┌─ RECORDS SUPPLIED
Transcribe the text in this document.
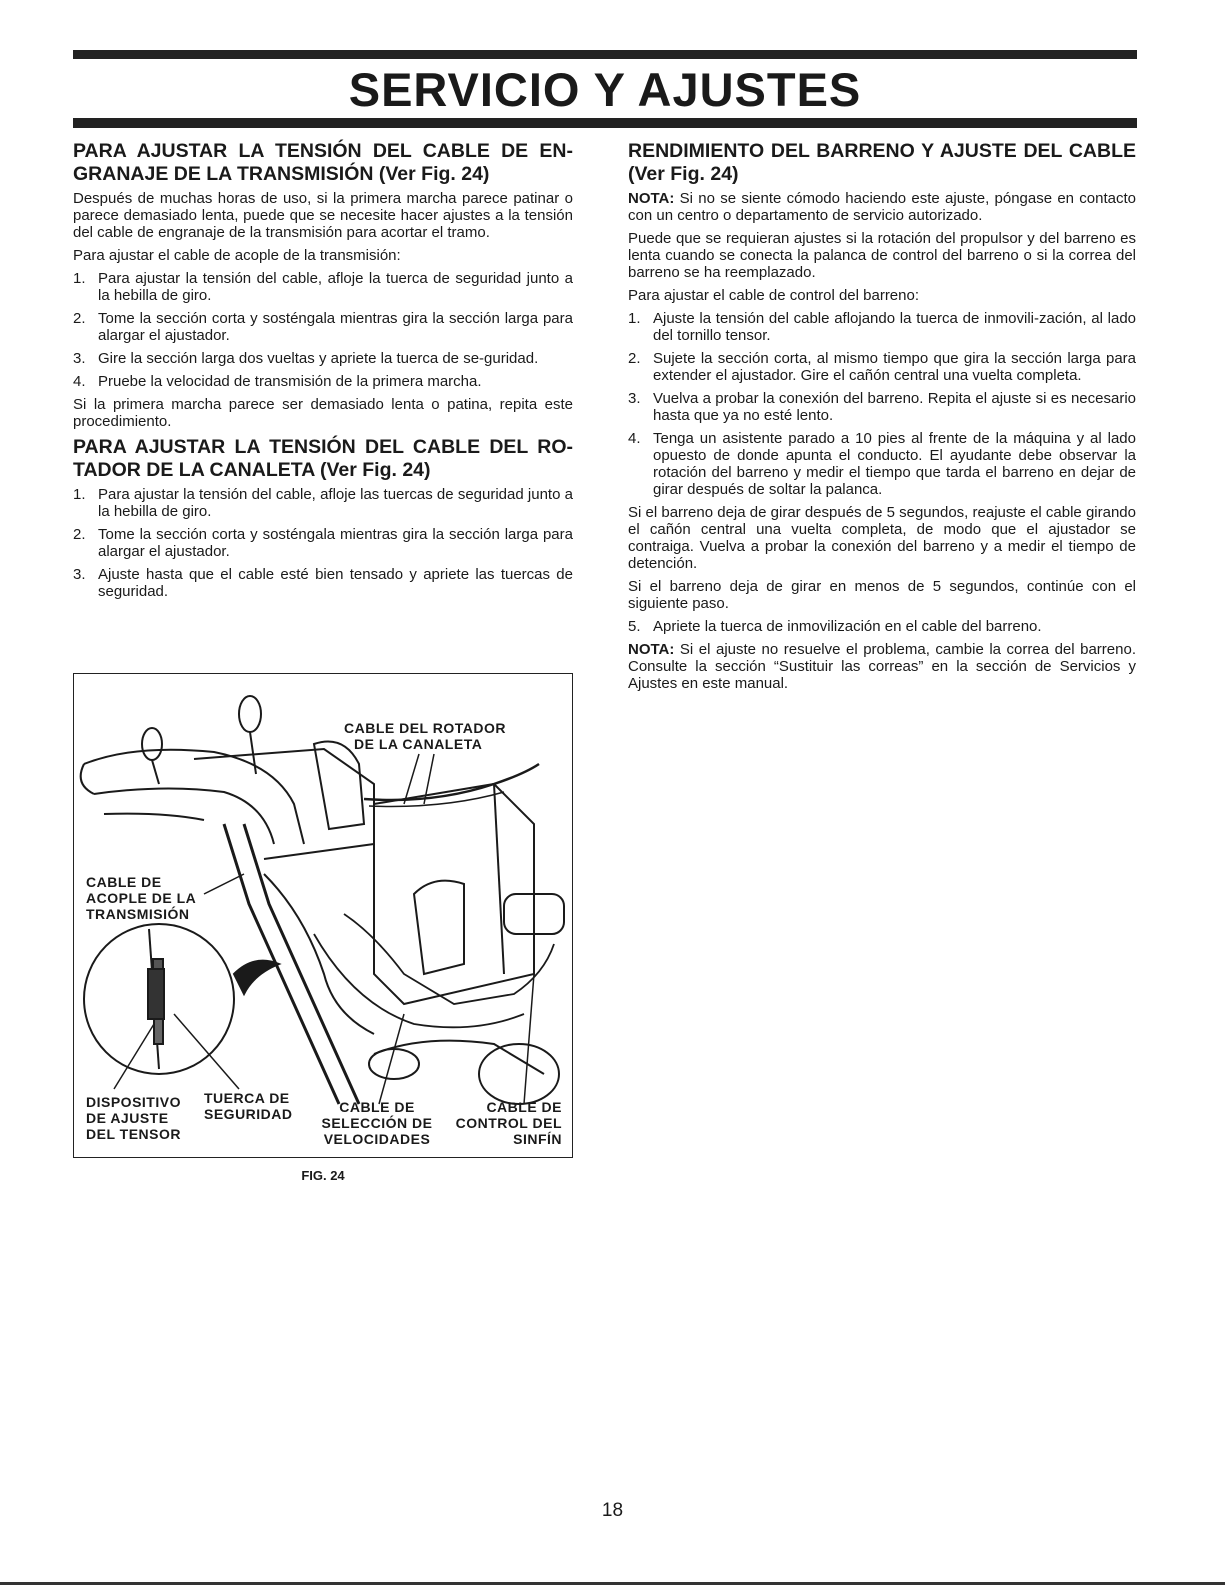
SERVICIO Y AJUSTES
PARA AJUSTAR LA TENSIÓN DEL CABLE DE EN-GRANAJE DE LA TRANSMISIÓN (Ver Fig. 24)

Después de muchas horas de uso, si la primera marcha parece patinar o parece demasiado lenta, puede que se necesite hacer ajustes a la tensión del cable de engranaje de la transmisión para acortar el tramo.

Para ajustar el cable de acople de la transmisión:

1. Para ajustar la tensión del cable, afloje la tuerca de seguridad junto a la hebilla de giro.
2. Tome la sección corta y sosténgala mientras gira la sección larga para alargar el ajustador.
3. Gire la sección larga dos vueltas y apriete la tuerca de se-guridad.
4. Pruebe la velocidad de transmisión de la primera marcha.

Si la primera marcha parece ser demasiado lenta o patina, repita este procedimiento.

PARA AJUSTAR LA TENSIÓN DEL CABLE DEL RO-TADOR DE LA CANALETA (Ver Fig. 24)
1. Para ajustar la tensión del cable, afloje las tuercas de seguridad junto a la hebilla de giro.
2. Tome la sección corta y sosténgala mientras gira la sección larga para alargar el ajustador.
3. Ajuste hasta que el cable esté bien tensado y apriete las tuercas de seguridad.
CABLE DEL ROTADOR
DE LA CANALETA
CABLE DE
ACOPLE DE LA
TRANSMISIÓN
DISPOSITIVO
DE AJUSTE
DEL TENSOR
TUERCA DE
SEGURIDAD	CABLE DE
SELECCIÓN DE
VELOCIDADES
CABLE DE
CONTROL DEL
SINFÍN
FIG. 24
RENDIMIENTO DEL BARRENO Y AJUSTE DEL CABLE (Ver Fig. 24)

NOTA: Si no se siente cómodo haciendo este ajuste, póngase en contacto con un centro o departamento de servicio autorizado.

Puede que se requieran ajustes si la rotación del propulsor y del barreno es lenta cuando se conecta la palanca de control del barreno o si la correa del barreno se ha reemplazado.

Para ajustar el cable de control del barreno:

1. Ajuste la tensión del cable aflojando la tuerca de inmovili-zación, al lado del tornillo tensor.
2. Sujete la sección corta, al mismo tiempo que gira la sección larga para extender el ajustador. Gire el cañón central una vuelta completa.
3. Vuelva a probar la conexión del barreno. Repita el ajuste si es necesario hasta que ya no esté lento.
4. Tenga un asistente parado a 10 pies al frente de la máquina y al lado opuesto de donde apunta el conducto. El ayudante debe observar la rotación del barreno y medir el tiempo que tarda el barreno en dejar de girar después de soltar la palanca.

Si el barreno deja de girar después de 5 segundos, reajuste el cable girando el cañón central una vuelta completa, de modo que el ajustador se contraiga. Vuelva a probar la conexión del barreno y a medir el tiempo de detención.

Si el barreno deja de girar en menos de 5 segundos, continúe con el siguiente paso.

5. Apriete la tuerca de inmovilización en el cable del barreno.

NOTA: Si el ajuste no resuelve el problema, cambie la correa del barreno. Consulte la sección “Sustituir las correas” en la sección de Servicios y Ajustes en este manual.

18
└─
EXERCISE DESCRIPTION
In the entries above, find every line with the word "parece" and list it.

COMPLETED EXERCISE
Después de muchas horas de uso, si la primera marcha parece patinar o parece demasiado lenta, puede que se necesite hacer ajustes a la tensión del cable de engranaje de la transmisión para acortar el tramo.
Si la primera marcha parece ser demasiado lenta o patina, repita este procedimiento.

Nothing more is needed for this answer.